_Records contained in a dataset_:
** Begin **
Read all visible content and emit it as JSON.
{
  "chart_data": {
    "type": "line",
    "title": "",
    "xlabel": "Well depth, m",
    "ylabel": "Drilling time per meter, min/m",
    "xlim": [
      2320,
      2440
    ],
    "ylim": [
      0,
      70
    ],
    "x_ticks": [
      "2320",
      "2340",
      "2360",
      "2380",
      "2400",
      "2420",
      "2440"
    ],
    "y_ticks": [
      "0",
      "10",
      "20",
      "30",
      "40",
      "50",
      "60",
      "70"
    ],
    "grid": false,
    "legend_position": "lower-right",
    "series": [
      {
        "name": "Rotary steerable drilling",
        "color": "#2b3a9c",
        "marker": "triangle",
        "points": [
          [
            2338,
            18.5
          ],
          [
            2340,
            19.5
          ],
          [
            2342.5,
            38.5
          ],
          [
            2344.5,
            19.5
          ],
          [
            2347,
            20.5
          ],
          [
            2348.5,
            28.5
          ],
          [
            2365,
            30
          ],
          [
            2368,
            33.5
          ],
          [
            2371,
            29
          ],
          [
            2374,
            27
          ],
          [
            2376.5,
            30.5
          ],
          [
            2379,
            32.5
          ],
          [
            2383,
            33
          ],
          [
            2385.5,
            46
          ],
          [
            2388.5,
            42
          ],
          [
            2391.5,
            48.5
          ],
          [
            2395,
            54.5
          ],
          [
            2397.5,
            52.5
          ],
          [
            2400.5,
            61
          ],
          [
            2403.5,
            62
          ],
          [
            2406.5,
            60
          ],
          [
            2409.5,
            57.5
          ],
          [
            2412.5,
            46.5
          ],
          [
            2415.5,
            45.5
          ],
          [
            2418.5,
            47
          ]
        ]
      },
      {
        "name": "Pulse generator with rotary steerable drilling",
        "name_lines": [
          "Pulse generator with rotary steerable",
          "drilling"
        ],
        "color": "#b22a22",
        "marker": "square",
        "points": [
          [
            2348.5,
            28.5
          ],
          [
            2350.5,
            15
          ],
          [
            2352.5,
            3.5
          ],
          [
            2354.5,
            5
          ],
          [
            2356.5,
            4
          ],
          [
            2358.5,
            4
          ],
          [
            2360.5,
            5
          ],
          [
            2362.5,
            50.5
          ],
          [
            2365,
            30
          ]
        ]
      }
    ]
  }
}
** End **
_Aim_:
Copy out the whole listing exactly; please set it all down.

_Complete answer_:
Read all visible content and emit it as JSON.
{
  "chart_data": {
    "type": "line",
    "title": "",
    "xlabel": "Well depth, m",
    "ylabel": "Drilling time per meter, min/m",
    "xlim": [
      2320,
      2440
    ],
    "ylim": [
      0,
      70
    ],
    "x_ticks": [
      "2320",
      "2340",
      "2360",
      "2380",
      "2400",
      "2420",
      "2440"
    ],
    "y_ticks": [
      "0",
      "10",
      "20",
      "30",
      "40",
      "50",
      "60",
      "70"
    ],
    "grid": false,
    "legend_position": "lower-right",
    "series": [
      {
        "name": "Rotary steerable drilling",
        "color": "#2b3a9c",
        "marker": "triangle",
        "points": [
          [
            2338,
            18.5
          ],
          [
            2340,
            19.5
          ],
          [
            2342.5,
            38.5
          ],
          [
            2344.5,
            19.5
          ],
          [
            2347,
            20.5
          ],
          [
            2348.5,
            28.5
          ],
          [
            2365,
            30
          ],
          [
            2368,
            33.5
          ],
          [
            2371,
            29
          ],
          [
            2374,
            27
          ],
          [
            2376.5,
            30.5
          ],
          [
            2379,
            32.5
          ],
          [
            2383,
            33
          ],
          [
            2385.5,
            46
          ],
          [
            2388.5,
            42
          ],
          [
            2391.5,
            48.5
          ],
          [
            2395,
            54.5
          ],
          [
            2397.5,
            52.5
          ],
          [
            2400.5,
            61
          ],
          [
            2403.5,
            62
          ],
          [
            2406.5,
            60
          ],
          [
            2409.5,
            57.5
          ],
          [
            2412.5,
            46.5
          ],
          [
            2415.5,
            45.5
          ],
          [
            2418.5,
            47
          ]
        ]
      },
      {
        "name": "Pulse generator with rotary steerable drilling",
        "name_lines": [
          "Pulse generator with rotary steerable",
          "drilling"
        ],
        "color": "#b22a22",
        "marker": "square",
        "points": [
          [
            2348.5,
            28.5
          ],
          [
            2350.5,
            15
          ],
          [
            2352.5,
            3.5
          ],
          [
            2354.5,
            5
          ],
          [
            2356.5,
            4
          ],
          [
            2358.5,
            4
          ],
          [
            2360.5,
            5
          ],
          [
            2362.5,
            50.5
          ],
          [
            2365,
            30
          ]
        ]
      }
    ]
  }
}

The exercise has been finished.